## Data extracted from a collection
- - - -

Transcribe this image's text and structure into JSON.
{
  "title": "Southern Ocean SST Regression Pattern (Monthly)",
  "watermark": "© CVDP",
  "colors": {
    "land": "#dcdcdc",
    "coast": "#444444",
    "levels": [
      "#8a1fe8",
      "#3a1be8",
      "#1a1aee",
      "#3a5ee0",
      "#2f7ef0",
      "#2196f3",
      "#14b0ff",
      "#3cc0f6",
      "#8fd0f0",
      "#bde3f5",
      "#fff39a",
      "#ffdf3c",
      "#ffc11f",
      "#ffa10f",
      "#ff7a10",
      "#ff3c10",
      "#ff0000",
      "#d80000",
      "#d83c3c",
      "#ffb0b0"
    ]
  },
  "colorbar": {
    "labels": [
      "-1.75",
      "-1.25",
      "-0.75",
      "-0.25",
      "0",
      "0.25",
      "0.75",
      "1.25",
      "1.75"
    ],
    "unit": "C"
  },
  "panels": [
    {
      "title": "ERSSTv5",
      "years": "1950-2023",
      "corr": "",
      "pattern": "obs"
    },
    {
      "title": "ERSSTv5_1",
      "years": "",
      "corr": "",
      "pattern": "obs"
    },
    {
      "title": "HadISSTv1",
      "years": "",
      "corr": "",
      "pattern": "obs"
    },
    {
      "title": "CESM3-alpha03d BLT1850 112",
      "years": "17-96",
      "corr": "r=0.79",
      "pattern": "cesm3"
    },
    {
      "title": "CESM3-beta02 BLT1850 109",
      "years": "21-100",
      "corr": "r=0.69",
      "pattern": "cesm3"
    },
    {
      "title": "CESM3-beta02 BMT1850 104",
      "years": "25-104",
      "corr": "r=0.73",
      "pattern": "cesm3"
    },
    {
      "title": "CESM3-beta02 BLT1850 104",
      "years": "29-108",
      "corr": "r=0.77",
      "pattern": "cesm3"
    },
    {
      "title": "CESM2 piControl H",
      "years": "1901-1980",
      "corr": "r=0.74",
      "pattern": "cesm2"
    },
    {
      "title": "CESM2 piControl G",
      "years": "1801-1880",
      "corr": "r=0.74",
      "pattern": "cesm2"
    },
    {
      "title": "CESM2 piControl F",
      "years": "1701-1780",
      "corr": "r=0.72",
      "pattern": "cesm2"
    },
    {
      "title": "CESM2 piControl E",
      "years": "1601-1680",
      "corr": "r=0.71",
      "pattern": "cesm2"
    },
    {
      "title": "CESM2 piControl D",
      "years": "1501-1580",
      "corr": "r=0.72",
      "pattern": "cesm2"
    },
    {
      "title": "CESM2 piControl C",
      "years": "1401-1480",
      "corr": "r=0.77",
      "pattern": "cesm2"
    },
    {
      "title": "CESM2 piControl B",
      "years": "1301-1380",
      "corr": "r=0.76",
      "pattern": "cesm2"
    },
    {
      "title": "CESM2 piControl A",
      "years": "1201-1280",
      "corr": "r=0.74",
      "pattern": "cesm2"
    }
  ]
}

- - - -

## Task to carry out
Wherever "piControl" shows up in a line, copy that line.

## Output for this exercise
      "title": "CESM2 piControl H",
      "title": "CESM2 piControl G",
      "title": "CESM2 piControl F",
      "title": "CESM2 piControl E",
      "title": "CESM2 piControl D",
      "title": "CESM2 piControl C",
      "title": "CESM2 piControl B",
      "title": "CESM2 piControl A",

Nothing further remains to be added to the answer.